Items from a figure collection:
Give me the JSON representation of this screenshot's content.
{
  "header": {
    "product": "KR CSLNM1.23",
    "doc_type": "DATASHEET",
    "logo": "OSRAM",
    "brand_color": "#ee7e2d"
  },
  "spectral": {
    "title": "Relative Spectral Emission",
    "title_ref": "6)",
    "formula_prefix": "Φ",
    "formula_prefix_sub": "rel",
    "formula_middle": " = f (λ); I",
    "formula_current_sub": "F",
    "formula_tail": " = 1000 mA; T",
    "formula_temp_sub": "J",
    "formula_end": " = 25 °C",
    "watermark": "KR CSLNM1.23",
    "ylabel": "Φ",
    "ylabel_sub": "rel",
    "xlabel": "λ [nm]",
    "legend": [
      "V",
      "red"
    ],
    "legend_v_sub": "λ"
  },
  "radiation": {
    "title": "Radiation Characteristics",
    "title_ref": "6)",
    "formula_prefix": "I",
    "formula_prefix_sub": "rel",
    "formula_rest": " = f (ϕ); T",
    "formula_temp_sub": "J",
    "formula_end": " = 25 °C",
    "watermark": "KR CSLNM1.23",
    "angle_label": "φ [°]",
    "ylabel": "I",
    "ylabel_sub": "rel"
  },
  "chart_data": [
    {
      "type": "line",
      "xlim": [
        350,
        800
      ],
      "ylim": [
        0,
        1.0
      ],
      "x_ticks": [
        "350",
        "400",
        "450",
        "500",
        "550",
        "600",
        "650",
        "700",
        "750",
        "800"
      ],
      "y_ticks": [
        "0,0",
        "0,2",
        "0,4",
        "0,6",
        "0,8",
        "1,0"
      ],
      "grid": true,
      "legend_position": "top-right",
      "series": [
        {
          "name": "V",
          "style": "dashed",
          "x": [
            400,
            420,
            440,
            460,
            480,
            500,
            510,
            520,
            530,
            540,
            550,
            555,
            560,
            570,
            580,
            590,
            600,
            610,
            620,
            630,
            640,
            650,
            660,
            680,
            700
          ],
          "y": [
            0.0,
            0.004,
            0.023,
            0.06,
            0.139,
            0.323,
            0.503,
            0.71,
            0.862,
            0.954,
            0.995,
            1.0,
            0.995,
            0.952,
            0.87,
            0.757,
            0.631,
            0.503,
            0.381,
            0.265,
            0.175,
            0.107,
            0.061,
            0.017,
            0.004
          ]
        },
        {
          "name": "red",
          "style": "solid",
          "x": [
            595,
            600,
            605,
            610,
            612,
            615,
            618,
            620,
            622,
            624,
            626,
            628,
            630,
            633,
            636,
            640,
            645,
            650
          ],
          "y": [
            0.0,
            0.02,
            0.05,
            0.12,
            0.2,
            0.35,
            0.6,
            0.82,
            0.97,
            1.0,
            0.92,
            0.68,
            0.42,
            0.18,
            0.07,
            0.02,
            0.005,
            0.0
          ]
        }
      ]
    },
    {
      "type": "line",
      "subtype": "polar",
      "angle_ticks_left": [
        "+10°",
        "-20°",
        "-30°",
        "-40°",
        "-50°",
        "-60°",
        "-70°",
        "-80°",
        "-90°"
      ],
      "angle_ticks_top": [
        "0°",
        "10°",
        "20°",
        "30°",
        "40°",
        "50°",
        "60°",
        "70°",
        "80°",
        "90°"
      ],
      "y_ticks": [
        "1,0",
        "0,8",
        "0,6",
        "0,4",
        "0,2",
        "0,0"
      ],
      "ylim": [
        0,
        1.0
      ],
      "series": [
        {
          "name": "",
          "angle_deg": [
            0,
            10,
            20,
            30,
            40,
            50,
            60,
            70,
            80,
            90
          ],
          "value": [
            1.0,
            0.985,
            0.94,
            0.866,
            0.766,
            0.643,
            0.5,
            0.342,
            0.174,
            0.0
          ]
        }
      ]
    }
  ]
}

» STATED TASK: Take the listing above and write it out again exactly.

» RESULT:
Give me the JSON representation of this screenshot's content.
{
  "header": {
    "product": "KR CSLNM1.23",
    "doc_type": "DATASHEET",
    "logo": "OSRAM",
    "brand_color": "#ee7e2d"
  },
  "spectral": {
    "title": "Relative Spectral Emission",
    "title_ref": "6)",
    "formula_prefix": "Φ",
    "formula_prefix_sub": "rel",
    "formula_middle": " = f (λ); I",
    "formula_current_sub": "F",
    "formula_tail": " = 1000 mA; T",
    "formula_temp_sub": "J",
    "formula_end": " = 25 °C",
    "watermark": "KR CSLNM1.23",
    "ylabel": "Φ",
    "ylabel_sub": "rel",
    "xlabel": "λ [nm]",
    "legend": [
      "V",
      "red"
    ],
    "legend_v_sub": "λ"
  },
  "radiation": {
    "title": "Radiation Characteristics",
    "title_ref": "6)",
    "formula_prefix": "I",
    "formula_prefix_sub": "rel",
    "formula_rest": " = f (ϕ); T",
    "formula_temp_sub": "J",
    "formula_end": " = 25 °C",
    "watermark": "KR CSLNM1.23",
    "angle_label": "φ [°]",
    "ylabel": "I",
    "ylabel_sub": "rel"
  },
  "chart_data": [
    {
      "type": "line",
      "xlim": [
        350,
        800
      ],
      "ylim": [
        0,
        1.0
      ],
      "x_ticks": [
        "350",
        "400",
        "450",
        "500",
        "550",
        "600",
        "650",
        "700",
        "750",
        "800"
      ],
      "y_ticks": [
        "0,0",
        "0,2",
        "0,4",
        "0,6",
        "0,8",
        "1,0"
      ],
      "grid": true,
      "legend_position": "top-right",
      "series": [
        {
          "name": "V",
          "style": "dashed",
          "x": [
            400,
            420,
            440,
            460,
            480,
            500,
            510,
            520,
            530,
            540,
            550,
            555,
            560,
            570,
            580,
            590,
            600,
            610,
            620,
            630,
            640,
            650,
            660,
            680,
            700
          ],
          "y": [
            0.0,
            0.004,
            0.023,
            0.06,
            0.139,
            0.323,
            0.503,
            0.71,
            0.862,
            0.954,
            0.995,
            1.0,
            0.995,
            0.952,
            0.87,
            0.757,
            0.631,
            0.503,
            0.381,
            0.265,
            0.175,
            0.107,
            0.061,
            0.017,
            0.004
          ]
        },
        {
          "name": "red",
          "style": "solid",
          "x": [
            595,
            600,
            605,
            610,
            612,
            615,
            618,
            620,
            622,
            624,
            626,
            628,
            630,
            633,
            636,
            640,
            645,
            650
          ],
          "y": [
            0.0,
            0.02,
            0.05,
            0.12,
            0.2,
            0.35,
            0.6,
            0.82,
            0.97,
            1.0,
            0.92,
            0.68,
            0.42,
            0.18,
            0.07,
            0.02,
            0.005,
            0.0
          ]
        }
      ]
    },
    {
      "type": "line",
      "subtype": "polar",
      "angle_ticks_left": [
        "+10°",
        "-20°",
        "-30°",
        "-40°",
        "-50°",
        "-60°",
        "-70°",
        "-80°",
        "-90°"
      ],
      "angle_ticks_top": [
        "0°",
        "10°",
        "20°",
        "30°",
        "40°",
        "50°",
        "60°",
        "70°",
        "80°",
        "90°"
      ],
      "y_ticks": [
        "1,0",
        "0,8",
        "0,6",
        "0,4",
        "0,2",
        "0,0"
      ],
      "ylim": [
        0,
        1.0
      ],
      "series": [
        {
          "name": "",
          "angle_deg": [
            0,
            10,
            20,
            30,
            40,
            50,
            60,
            70,
            80,
            90
          ],
          "value": [
            1.0,
            0.985,
            0.94,
            0.866,
            0.766,
            0.643,
            0.5,
            0.342,
            0.174,
            0.0
          ]
        }
      ]
    }
  ]
}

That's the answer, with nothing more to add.